▶ _REQUIRED TASK_
Print every one of the rows below verbatim, changing nothing.

▶ _DATA IN THIS EXERCISE_
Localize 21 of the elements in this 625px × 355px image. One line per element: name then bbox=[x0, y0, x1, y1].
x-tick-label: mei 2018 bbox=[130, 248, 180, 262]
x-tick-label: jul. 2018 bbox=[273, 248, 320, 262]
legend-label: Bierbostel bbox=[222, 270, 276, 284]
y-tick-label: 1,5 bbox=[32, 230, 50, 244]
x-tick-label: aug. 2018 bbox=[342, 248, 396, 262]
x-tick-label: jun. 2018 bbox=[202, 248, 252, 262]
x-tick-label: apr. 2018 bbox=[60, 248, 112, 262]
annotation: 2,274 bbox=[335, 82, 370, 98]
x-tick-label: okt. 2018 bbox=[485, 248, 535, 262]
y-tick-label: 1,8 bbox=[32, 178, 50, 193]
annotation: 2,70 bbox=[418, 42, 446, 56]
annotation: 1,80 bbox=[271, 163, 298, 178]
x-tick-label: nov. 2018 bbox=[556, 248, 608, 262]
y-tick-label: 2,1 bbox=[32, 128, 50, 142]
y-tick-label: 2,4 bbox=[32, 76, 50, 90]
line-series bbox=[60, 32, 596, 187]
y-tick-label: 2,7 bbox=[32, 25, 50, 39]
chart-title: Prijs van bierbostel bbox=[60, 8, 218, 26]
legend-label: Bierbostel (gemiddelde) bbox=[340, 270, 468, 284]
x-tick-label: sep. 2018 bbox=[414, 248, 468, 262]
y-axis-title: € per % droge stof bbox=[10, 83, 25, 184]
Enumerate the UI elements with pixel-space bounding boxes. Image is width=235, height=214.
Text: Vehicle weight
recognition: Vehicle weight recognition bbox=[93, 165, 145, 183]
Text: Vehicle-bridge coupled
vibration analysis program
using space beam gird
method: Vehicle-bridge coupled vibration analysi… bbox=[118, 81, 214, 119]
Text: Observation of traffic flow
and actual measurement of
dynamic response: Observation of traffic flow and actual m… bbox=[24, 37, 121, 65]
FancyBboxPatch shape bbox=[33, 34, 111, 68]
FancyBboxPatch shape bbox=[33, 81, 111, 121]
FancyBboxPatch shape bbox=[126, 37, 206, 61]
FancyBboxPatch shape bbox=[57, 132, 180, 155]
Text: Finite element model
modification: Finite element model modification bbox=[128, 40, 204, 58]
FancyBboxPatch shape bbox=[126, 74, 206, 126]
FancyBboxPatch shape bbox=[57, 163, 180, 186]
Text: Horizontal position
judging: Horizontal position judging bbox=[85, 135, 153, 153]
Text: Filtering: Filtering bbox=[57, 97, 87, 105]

▶ _ANSWER TO THIS EXERCISE_
Localize 21 of the elements in this 625px × 355px image. One line per element: name then bbox=[x0, y0, x1, y1].
x-tick-label: mei 2018 bbox=[130, 248, 180, 262]
x-tick-label: jul. 2018 bbox=[273, 248, 320, 262]
legend-label: Bierbostel bbox=[222, 270, 276, 284]
y-tick-label: 1,5 bbox=[32, 230, 50, 244]
x-tick-label: aug. 2018 bbox=[342, 248, 396, 262]
x-tick-label: jun. 2018 bbox=[202, 248, 252, 262]
x-tick-label: apr. 2018 bbox=[60, 248, 112, 262]
annotation: 2,274 bbox=[335, 82, 370, 98]
x-tick-label: okt. 2018 bbox=[485, 248, 535, 262]
y-tick-label: 1,8 bbox=[32, 178, 50, 193]
annotation: 2,70 bbox=[418, 42, 446, 56]
annotation: 1,80 bbox=[271, 163, 298, 178]
x-tick-label: nov. 2018 bbox=[556, 248, 608, 262]
y-tick-label: 2,1 bbox=[32, 128, 50, 142]
y-tick-label: 2,4 bbox=[32, 76, 50, 90]
line-series bbox=[60, 32, 596, 187]
y-tick-label: 2,7 bbox=[32, 25, 50, 39]
chart-title: Prijs van bierbostel bbox=[60, 8, 218, 26]
legend-label: Bierbostel (gemiddelde) bbox=[340, 270, 468, 284]
x-tick-label: sep. 2018 bbox=[414, 248, 468, 262]
y-axis-title: € per % droge stof bbox=[10, 83, 25, 184]
Enumerate the UI elements with pixel-space bounding boxes. Image is width=235, height=214.
Text: Vehicle weight
recognition: Vehicle weight recognition bbox=[93, 165, 145, 183]
Text: Vehicle-bridge coupled
vibration analysis program
using space beam gird
method: Vehicle-bridge coupled vibration analysi… bbox=[118, 81, 214, 119]
Text: Observation of traffic flow
and actual measurement of
dynamic response: Observation of traffic flow and actual m… bbox=[24, 37, 121, 65]
FancyBboxPatch shape bbox=[33, 34, 111, 68]
FancyBboxPatch shape bbox=[33, 81, 111, 121]
FancyBboxPatch shape bbox=[126, 37, 206, 61]
FancyBboxPatch shape bbox=[57, 132, 180, 155]
Text: Finite element model
modification: Finite element model modification bbox=[128, 40, 204, 58]
FancyBboxPatch shape bbox=[126, 74, 206, 126]
FancyBboxPatch shape bbox=[57, 163, 180, 186]
Text: Horizontal position
judging: Horizontal position judging bbox=[85, 135, 153, 153]
Text: Filtering: Filtering bbox=[57, 97, 87, 105]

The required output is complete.